• [Work to complete]:
The data must be written out once more, precisely as given.

(Records excerpted from a collection)
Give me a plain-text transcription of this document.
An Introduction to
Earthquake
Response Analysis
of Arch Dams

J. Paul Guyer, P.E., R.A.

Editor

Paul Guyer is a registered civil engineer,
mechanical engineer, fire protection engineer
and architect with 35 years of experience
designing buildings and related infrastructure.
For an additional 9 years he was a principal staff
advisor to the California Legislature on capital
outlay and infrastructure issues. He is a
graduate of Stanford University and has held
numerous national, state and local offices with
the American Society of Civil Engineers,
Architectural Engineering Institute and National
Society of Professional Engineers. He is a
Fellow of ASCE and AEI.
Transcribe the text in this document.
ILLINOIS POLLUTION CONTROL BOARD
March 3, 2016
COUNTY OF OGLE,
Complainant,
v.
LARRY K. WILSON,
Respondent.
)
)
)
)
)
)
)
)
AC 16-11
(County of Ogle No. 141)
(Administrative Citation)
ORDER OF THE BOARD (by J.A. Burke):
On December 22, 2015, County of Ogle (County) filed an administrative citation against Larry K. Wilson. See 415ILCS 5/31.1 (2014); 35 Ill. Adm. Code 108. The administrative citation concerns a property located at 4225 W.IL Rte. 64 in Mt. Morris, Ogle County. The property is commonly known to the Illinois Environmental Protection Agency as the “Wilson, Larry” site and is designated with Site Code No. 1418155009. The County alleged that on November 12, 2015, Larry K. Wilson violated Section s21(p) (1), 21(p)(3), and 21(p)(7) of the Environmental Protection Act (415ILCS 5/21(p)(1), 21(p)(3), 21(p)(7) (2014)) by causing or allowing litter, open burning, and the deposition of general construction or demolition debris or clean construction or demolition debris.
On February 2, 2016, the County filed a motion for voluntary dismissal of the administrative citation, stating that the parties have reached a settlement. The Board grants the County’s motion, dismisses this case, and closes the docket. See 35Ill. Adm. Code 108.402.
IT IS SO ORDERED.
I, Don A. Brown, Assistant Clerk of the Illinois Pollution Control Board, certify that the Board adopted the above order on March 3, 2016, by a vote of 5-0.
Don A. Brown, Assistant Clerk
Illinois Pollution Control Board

• [Output of the task]:
Give me a plain-text transcription of this document.
An Introduction to
Earthquake
Response Analysis
of Arch Dams

J. Paul Guyer, P.E., R.A.

Editor

Paul Guyer is a registered civil engineer,
mechanical engineer, fire protection engineer
and architect with 35 years of experience
designing buildings and related infrastructure.
For an additional 9 years he was a principal staff
advisor to the California Legislature on capital
outlay and infrastructure issues. He is a
graduate of Stanford University and has held
numerous national, state and local offices with
the American Society of Civil Engineers,
Architectural Engineering Institute and National
Society of Professional Engineers. He is a
Fellow of ASCE and AEI.
Transcribe the text in this document.
ILLINOIS POLLUTION CONTROL BOARD
March 3, 2016
COUNTY OF OGLE,
Complainant,
v.
LARRY K. WILSON,
Respondent.
)
)
)
)
)
)
)
)
AC 16-11
(County of Ogle No. 141)
(Administrative Citation)
ORDER OF THE BOARD (by J.A. Burke):
On December 22, 2015, County of Ogle (County) filed an administrative citation against Larry K. Wilson. See 415ILCS 5/31.1 (2014); 35 Ill. Adm. Code 108. The administrative citation concerns a property located at 4225 W.IL Rte. 64 in Mt. Morris, Ogle County. The property is commonly known to the Illinois Environmental Protection Agency as the “Wilson, Larry” site and is designated with Site Code No. 1418155009. The County alleged that on November 12, 2015, Larry K. Wilson violated Section s21(p) (1), 21(p)(3), and 21(p)(7) of the Environmental Protection Act (415ILCS 5/21(p)(1), 21(p)(3), 21(p)(7) (2014)) by causing or allowing litter, open burning, and the deposition of general construction or demolition debris or clean construction or demolition debris.
On February 2, 2016, the County filed a motion for voluntary dismissal of the administrative citation, stating that the parties have reached a settlement. The Board grants the County’s motion, dismisses this case, and closes the docket. See 35Ill. Adm. Code 108.402.
IT IS SO ORDERED.
I, Don A. Brown, Assistant Clerk of the Illinois Pollution Control Board, certify that the Board adopted the above order on March 3, 2016, by a vote of 5-0.
Don A. Brown, Assistant Clerk
Illinois Pollution Control Board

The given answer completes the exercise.